* WHAT IS EXPECTED
Copy every line of the listing that holds the string "annotation".

** start SOURCE MATERIAL **

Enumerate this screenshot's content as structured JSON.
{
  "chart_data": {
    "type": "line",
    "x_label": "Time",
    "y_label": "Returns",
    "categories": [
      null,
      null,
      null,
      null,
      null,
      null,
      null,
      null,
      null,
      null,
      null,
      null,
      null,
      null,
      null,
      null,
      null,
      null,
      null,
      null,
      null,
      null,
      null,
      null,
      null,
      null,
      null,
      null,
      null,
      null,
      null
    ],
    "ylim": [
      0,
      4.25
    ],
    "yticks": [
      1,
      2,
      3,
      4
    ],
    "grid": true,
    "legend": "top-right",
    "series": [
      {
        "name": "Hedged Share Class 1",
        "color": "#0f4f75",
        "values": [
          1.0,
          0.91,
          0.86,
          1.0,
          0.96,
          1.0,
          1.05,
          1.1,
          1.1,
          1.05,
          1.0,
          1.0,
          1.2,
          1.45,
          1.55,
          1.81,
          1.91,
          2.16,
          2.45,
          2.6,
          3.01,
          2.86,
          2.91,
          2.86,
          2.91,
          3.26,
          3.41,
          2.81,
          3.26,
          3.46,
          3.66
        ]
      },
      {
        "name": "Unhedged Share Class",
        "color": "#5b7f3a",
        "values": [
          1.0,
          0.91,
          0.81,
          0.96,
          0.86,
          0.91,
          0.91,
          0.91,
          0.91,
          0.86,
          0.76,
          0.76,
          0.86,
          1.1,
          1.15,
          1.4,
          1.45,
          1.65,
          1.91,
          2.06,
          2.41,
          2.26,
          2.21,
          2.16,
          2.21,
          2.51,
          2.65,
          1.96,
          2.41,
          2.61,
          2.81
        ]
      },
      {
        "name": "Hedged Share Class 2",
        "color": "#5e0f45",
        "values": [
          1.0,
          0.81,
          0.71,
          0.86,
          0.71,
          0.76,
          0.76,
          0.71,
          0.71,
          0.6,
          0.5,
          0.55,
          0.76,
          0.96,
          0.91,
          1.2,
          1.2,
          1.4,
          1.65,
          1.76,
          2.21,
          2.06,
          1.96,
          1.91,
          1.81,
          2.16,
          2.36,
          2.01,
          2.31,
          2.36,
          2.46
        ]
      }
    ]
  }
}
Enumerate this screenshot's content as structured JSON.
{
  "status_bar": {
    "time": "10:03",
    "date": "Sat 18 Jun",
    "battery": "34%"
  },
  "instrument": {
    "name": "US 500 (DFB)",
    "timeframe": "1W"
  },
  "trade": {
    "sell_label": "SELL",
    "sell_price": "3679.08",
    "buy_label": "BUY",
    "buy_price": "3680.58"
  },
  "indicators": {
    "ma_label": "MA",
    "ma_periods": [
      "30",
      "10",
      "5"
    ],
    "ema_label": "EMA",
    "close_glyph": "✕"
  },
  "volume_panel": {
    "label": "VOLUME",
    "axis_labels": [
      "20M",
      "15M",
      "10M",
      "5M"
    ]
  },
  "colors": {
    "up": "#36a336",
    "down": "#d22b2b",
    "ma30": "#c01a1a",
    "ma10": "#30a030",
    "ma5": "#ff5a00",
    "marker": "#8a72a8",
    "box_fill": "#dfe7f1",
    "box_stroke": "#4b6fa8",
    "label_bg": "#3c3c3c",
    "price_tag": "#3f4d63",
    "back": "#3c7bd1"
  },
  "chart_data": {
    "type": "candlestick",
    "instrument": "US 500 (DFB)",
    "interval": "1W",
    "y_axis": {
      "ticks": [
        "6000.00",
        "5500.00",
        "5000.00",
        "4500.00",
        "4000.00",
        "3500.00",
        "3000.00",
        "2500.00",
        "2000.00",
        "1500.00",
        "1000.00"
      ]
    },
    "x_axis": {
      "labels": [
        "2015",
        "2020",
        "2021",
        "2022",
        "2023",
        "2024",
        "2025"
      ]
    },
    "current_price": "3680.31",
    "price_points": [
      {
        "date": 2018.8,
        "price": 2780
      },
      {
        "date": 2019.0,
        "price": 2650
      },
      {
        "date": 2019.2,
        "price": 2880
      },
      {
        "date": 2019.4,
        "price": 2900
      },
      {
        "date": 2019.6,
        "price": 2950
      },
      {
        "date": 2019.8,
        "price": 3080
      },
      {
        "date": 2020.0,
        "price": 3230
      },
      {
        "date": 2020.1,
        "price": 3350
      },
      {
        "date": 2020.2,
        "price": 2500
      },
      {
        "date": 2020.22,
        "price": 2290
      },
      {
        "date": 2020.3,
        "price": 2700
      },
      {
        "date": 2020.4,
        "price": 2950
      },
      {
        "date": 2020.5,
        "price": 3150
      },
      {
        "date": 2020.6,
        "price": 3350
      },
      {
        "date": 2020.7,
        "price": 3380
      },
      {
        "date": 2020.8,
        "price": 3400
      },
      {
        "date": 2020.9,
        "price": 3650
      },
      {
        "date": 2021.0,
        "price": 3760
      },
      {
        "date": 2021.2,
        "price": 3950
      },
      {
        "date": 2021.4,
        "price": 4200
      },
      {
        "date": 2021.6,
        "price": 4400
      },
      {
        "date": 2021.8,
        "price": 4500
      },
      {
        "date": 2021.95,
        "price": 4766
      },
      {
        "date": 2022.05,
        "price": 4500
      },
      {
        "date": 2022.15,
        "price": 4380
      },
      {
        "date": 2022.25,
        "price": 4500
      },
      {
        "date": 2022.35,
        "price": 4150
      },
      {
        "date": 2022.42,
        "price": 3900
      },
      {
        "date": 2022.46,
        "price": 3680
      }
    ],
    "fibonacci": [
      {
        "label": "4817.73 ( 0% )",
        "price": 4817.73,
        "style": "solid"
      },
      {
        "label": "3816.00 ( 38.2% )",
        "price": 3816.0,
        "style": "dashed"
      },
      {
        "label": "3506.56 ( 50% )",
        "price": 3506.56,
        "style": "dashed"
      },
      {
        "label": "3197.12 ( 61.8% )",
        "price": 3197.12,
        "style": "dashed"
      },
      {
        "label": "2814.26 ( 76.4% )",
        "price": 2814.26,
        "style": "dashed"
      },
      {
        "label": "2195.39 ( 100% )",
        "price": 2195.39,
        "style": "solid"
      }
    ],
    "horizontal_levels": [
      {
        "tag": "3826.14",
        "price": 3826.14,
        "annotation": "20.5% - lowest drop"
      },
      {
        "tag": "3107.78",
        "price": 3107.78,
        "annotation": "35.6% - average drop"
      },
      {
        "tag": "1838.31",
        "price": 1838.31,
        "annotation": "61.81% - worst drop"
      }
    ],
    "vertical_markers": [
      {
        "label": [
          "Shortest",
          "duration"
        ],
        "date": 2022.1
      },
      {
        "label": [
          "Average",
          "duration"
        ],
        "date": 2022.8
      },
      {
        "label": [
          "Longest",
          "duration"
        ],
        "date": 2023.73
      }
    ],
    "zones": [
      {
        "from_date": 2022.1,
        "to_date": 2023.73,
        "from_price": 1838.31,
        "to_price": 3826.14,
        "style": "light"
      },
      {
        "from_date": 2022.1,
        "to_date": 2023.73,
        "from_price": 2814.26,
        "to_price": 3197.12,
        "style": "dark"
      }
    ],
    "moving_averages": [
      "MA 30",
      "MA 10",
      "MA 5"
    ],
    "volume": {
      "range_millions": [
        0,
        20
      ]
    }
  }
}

** end SOURCE MATERIAL **

* OUTPUT BELOW
        "annotation": "20.5% - lowest drop"
        "annotation": "35.6% - average drop"
        "annotation": "61.81% - worst drop"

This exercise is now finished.